— Begin Material provided —
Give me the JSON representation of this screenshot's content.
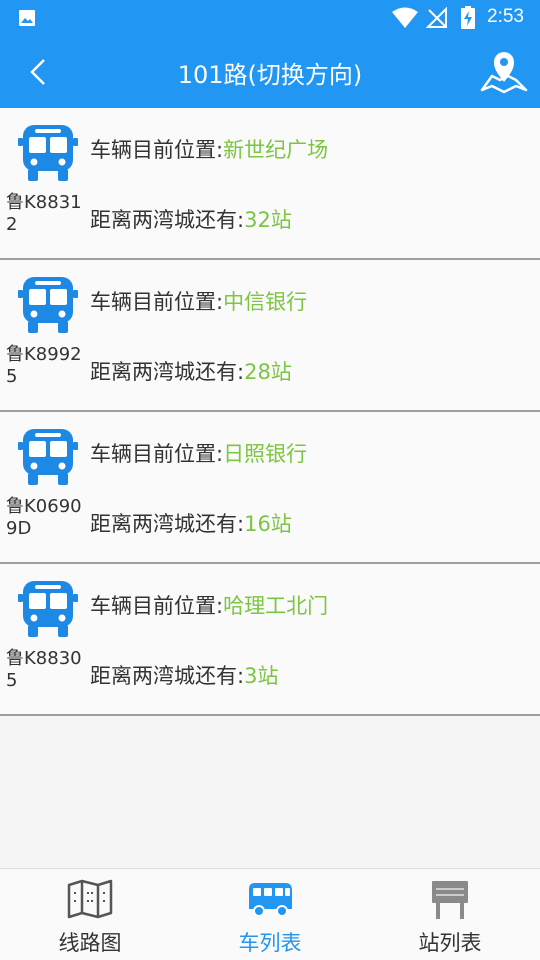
{
  "status_bar": {
    "time": "2:53",
    "icons": [
      "image-icon",
      "wifi-icon",
      "no-signal-icon",
      "battery-charging-icon"
    ]
  },
  "app_bar": {
    "title": "101路(切换方向)",
    "back_icon": "chevron-left-icon",
    "map_icon": "map-pin-icon"
  },
  "colors": {
    "primary": "#2196f3",
    "highlight": "#7cc540",
    "bus_icon": "#1e88e5",
    "inactive_icon": "#555555"
  },
  "vehicles": [
    {
      "plate": "鲁K88312",
      "position_label": "车辆目前位置:",
      "position": "新世纪广场",
      "distance_label": "距离两湾城还有:",
      "distance": "32站"
    },
    {
      "plate": "鲁K89925",
      "position_label": "车辆目前位置:",
      "position": "中信银行",
      "distance_label": "距离两湾城还有:",
      "distance": "28站"
    },
    {
      "plate": "鲁K06909D",
      "position_label": "车辆目前位置:",
      "position": "日照银行",
      "distance_label": "距离两湾城还有:",
      "distance": "16站"
    },
    {
      "plate": "鲁K88305",
      "position_label": "车辆目前位置:",
      "position": "哈理工北门",
      "distance_label": "距离两湾城还有:",
      "distance": "3站"
    }
  ],
  "tabs": [
    {
      "label": "线路图",
      "icon": "map-icon",
      "active": false
    },
    {
      "label": "车列表",
      "icon": "bus-icon",
      "active": true
    },
    {
      "label": "站列表",
      "icon": "station-sign-icon",
      "active": false
    }
  ]
}
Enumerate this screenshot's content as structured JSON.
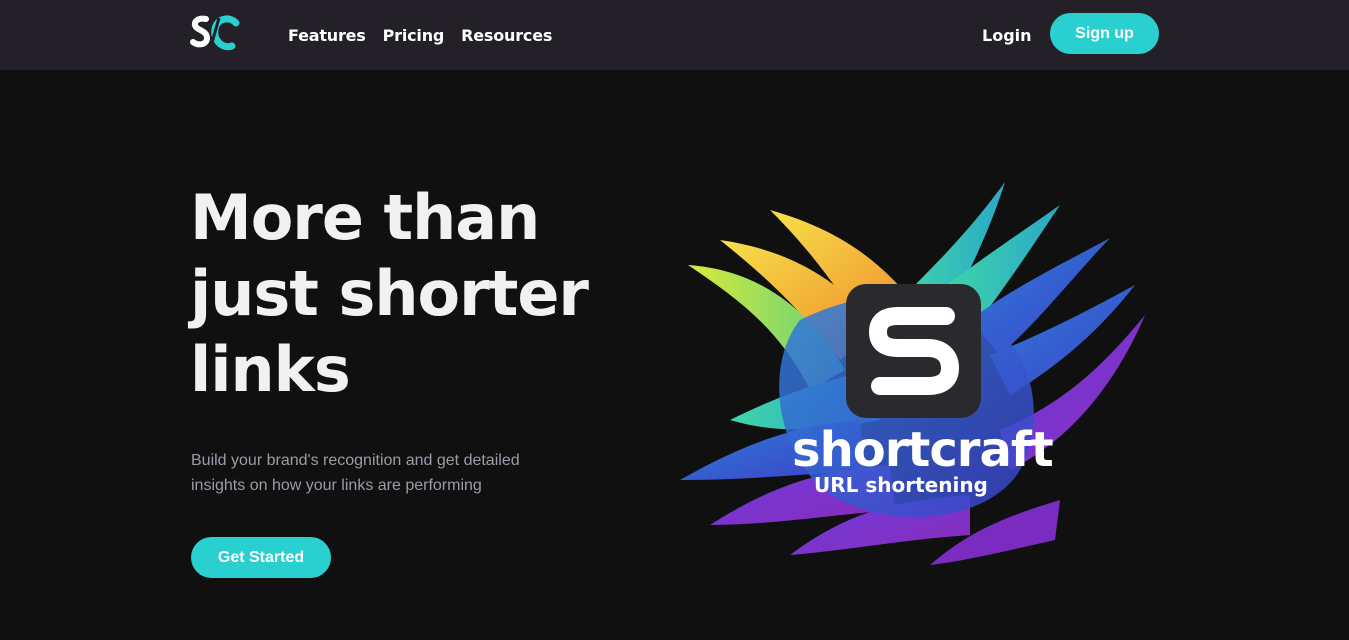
{
  "nav": {
    "logo_icon": "sc-logo-icon",
    "links": [
      {
        "label": "Features"
      },
      {
        "label": "Pricing"
      },
      {
        "label": "Resources"
      }
    ],
    "login_label": "Login",
    "signup_label": "Sign up"
  },
  "hero": {
    "title_lines": [
      "More than",
      "just shorter",
      "links"
    ],
    "description_lines": [
      "Build your brand's recognition and get detailed",
      "insights on how your links are performing"
    ],
    "cta_label": "Get Started",
    "image": {
      "icon": "shortcraft-s-icon",
      "brand": "shortcraft",
      "tagline": "URL shortening"
    }
  },
  "colors": {
    "accent": "#2acfcf",
    "nav_bg": "#232127",
    "page_bg": "#101011",
    "heading": "#f1f1f1",
    "body_text": "#9e9aa7"
  }
}
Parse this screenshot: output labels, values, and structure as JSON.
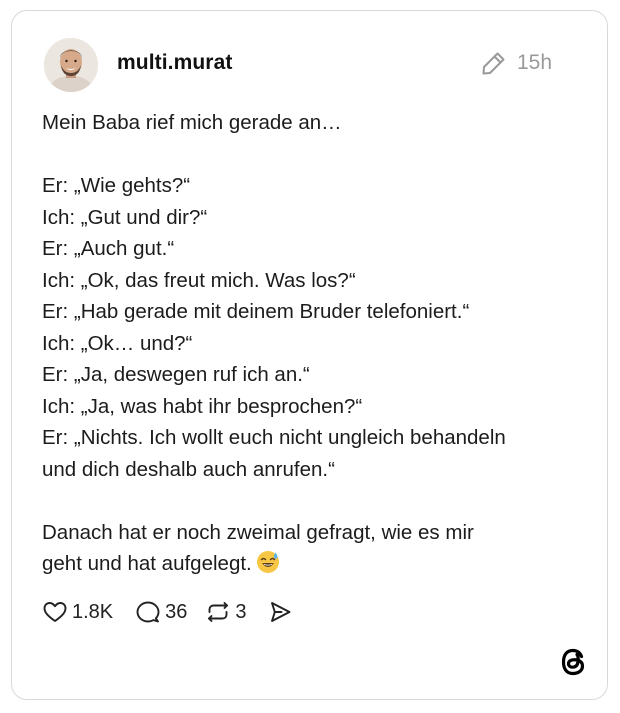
{
  "post": {
    "username": "multi.murat",
    "timestamp": "15h",
    "lines": [
      "Mein Baba rief mich gerade an…",
      "",
      "Er: „Wie gehts?“",
      "Ich: „Gut und dir?“",
      "Er: „Auch gut.“",
      "Ich: „Ok, das freut mich. Was los?“",
      "Er: „Hab gerade mit deinem Bruder telefoniert.“",
      "Ich: „Ok… und?“",
      "Er: „Ja, deswegen ruf ich an.“",
      "Ich: „Ja, was habt ihr besprochen?“",
      "Er: „Nichts. Ich wollt euch nicht ungleich behandeln",
      "und dich deshalb auch anrufen.“",
      "",
      "Danach hat er noch zweimal gefragt, wie es mir",
      "geht und hat aufgelegt."
    ],
    "emoji": "sweat-smile"
  },
  "actions": {
    "likes": "1.8K",
    "replies": "36",
    "reposts": "3"
  },
  "icons": {
    "edit": "pencil-icon",
    "like": "heart-icon",
    "reply": "speech-bubble-icon",
    "repost": "repost-icon",
    "share": "send-icon",
    "brand": "threads-logo"
  },
  "colors": {
    "text": "#1c1c1c",
    "muted": "#9a9a9a",
    "border": "#d9d9d9"
  }
}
— End Material provided —
__Written request__
In the records above, how many lines contain the string "gerade"? State that number only.

__Result for this exercise__
2